● Input for this task
= = = = = = =

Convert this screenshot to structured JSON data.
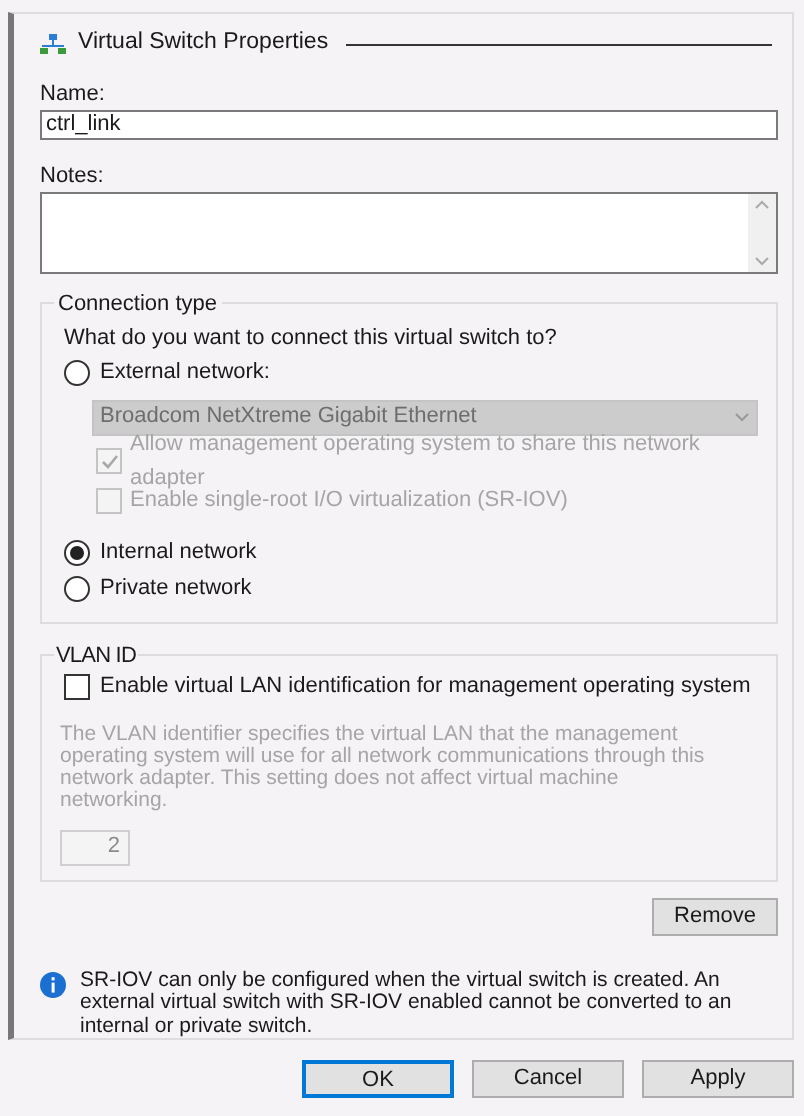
{
  "section": {
    "title": "Virtual Switch Properties"
  },
  "name_field": {
    "label": "Name:",
    "value": "ctrl_link"
  },
  "notes_field": {
    "label": "Notes:"
  },
  "connection_type": {
    "title": "Connection type",
    "question": "What do you want to connect this virtual switch to?",
    "options": [
      {
        "label": "External network:",
        "selected": false,
        "adapter": {
          "value": "Broadcom NetXtreme Gigabit Ethernet",
          "disabled": true
        },
        "checkboxes": [
          {
            "label": "Allow management operating system to share this network adapter",
            "checked": true,
            "disabled": true
          },
          {
            "label": "Enable single-root I/O virtualization (SR-IOV)",
            "checked": false,
            "disabled": true
          }
        ]
      },
      {
        "label": "Internal network",
        "selected": true
      },
      {
        "label": "Private network",
        "selected": false
      }
    ]
  },
  "vlan": {
    "title": "VLAN ID",
    "checkbox": {
      "label": "Enable virtual LAN identification for management operating system",
      "checked": false
    },
    "description": "The VLAN identifier specifies the virtual LAN that the management operating system will use for all network communications through this network adapter. This setting does not affect virtual machine networking.",
    "vlan_id": {
      "value": "2",
      "disabled": true
    }
  },
  "remove_button": "Remove",
  "info": "SR-IOV can only be configured when the virtual switch is created. An external virtual switch with SR-IOV enabled cannot be converted to an internal or private switch.",
  "buttons": [
    {
      "label": "OK",
      "default": true
    },
    {
      "label": "Cancel",
      "default": false
    },
    {
      "label": "Apply",
      "default": false
    }
  ]
}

= = = = = = =

● Written request
Copy every line in the records above that contains the word "selected".

● Written response
        "selected": false,
        "selected": true
        "selected": false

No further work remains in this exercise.